>>>>
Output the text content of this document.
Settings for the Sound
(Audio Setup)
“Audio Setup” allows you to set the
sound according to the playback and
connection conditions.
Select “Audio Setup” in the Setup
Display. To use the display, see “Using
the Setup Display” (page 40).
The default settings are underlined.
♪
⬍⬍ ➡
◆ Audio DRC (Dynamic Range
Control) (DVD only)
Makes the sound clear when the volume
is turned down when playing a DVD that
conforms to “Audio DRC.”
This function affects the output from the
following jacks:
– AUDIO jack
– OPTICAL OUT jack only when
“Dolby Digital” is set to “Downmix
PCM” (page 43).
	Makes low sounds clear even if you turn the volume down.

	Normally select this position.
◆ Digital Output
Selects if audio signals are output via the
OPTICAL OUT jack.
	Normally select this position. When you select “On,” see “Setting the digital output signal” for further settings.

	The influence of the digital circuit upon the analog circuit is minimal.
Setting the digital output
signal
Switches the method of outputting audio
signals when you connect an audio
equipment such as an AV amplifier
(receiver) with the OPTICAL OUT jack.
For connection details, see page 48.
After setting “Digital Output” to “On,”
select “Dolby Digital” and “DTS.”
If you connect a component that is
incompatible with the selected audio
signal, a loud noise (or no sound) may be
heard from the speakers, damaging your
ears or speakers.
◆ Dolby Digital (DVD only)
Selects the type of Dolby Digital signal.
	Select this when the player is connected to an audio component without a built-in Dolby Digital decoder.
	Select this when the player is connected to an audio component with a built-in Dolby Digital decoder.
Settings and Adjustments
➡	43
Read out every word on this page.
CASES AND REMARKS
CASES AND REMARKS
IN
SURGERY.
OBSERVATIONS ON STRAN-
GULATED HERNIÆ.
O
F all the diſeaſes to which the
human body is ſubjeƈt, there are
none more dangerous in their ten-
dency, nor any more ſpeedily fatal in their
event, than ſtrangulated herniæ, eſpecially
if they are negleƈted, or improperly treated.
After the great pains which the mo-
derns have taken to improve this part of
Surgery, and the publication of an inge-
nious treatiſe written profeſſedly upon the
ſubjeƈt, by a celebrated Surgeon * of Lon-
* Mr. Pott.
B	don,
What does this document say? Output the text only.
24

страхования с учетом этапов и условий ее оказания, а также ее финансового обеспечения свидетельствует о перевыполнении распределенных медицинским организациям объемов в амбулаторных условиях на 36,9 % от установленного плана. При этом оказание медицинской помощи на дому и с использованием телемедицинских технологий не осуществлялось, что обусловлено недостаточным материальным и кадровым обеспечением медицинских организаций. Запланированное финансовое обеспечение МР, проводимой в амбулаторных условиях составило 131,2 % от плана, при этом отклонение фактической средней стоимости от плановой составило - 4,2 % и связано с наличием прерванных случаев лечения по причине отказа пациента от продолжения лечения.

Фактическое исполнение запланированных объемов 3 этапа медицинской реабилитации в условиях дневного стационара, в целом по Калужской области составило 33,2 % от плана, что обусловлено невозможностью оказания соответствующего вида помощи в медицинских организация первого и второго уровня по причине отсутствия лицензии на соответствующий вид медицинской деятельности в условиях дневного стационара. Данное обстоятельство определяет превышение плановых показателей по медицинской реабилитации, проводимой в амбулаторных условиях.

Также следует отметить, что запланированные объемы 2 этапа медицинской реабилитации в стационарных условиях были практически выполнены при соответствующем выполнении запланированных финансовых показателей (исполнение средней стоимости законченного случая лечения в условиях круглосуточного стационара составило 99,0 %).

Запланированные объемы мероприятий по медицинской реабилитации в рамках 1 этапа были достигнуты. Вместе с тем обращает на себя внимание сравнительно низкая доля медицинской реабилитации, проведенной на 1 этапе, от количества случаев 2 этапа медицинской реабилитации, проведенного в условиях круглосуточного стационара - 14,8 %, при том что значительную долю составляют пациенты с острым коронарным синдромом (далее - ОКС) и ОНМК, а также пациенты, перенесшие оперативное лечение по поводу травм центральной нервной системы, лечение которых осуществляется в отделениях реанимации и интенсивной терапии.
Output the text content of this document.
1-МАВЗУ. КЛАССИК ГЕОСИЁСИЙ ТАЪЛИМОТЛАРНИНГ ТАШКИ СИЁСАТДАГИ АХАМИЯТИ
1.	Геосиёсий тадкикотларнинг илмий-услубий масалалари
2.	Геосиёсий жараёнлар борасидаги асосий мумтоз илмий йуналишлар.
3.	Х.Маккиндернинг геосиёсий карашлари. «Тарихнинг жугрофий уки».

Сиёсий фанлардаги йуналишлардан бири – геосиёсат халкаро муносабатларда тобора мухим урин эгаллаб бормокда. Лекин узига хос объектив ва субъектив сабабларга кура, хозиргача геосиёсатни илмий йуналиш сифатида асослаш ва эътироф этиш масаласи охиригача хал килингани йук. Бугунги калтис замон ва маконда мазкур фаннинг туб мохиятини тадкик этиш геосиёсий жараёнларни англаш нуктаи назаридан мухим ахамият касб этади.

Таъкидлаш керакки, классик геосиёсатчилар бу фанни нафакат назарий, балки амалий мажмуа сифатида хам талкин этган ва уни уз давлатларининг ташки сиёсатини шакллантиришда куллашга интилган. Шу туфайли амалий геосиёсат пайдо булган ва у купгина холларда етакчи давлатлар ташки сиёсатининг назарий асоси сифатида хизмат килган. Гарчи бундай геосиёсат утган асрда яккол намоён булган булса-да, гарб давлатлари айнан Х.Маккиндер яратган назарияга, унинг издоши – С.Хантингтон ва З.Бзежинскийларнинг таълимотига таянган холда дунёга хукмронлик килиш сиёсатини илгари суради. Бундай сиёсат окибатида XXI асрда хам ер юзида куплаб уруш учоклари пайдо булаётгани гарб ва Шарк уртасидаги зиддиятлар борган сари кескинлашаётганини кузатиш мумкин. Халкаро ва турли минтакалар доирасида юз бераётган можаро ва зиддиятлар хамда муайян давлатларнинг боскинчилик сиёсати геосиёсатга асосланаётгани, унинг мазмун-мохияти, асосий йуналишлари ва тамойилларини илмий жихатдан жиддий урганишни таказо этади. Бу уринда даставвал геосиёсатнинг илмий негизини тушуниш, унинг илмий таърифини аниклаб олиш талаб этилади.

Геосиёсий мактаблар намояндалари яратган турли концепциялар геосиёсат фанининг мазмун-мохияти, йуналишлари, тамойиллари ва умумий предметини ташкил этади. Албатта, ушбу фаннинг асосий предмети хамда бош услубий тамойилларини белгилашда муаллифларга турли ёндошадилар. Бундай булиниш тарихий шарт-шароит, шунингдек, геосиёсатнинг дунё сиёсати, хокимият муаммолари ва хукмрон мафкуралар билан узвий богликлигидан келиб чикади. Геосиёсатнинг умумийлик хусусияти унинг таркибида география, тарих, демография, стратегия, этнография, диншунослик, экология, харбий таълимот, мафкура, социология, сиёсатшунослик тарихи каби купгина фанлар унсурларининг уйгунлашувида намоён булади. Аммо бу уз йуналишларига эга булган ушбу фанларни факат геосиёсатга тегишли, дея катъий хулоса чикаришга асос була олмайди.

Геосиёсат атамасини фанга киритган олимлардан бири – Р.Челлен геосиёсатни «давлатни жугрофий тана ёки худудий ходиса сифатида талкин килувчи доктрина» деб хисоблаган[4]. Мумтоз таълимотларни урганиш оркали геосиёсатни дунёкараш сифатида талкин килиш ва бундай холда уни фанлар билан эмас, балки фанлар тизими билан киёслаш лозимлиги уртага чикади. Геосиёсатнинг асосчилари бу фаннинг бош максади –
<<<<
THE TASK
Above are some records. Count the lines among them with the word "йуналишлари", and answer with the number only.

EXPECTED ANSWER
2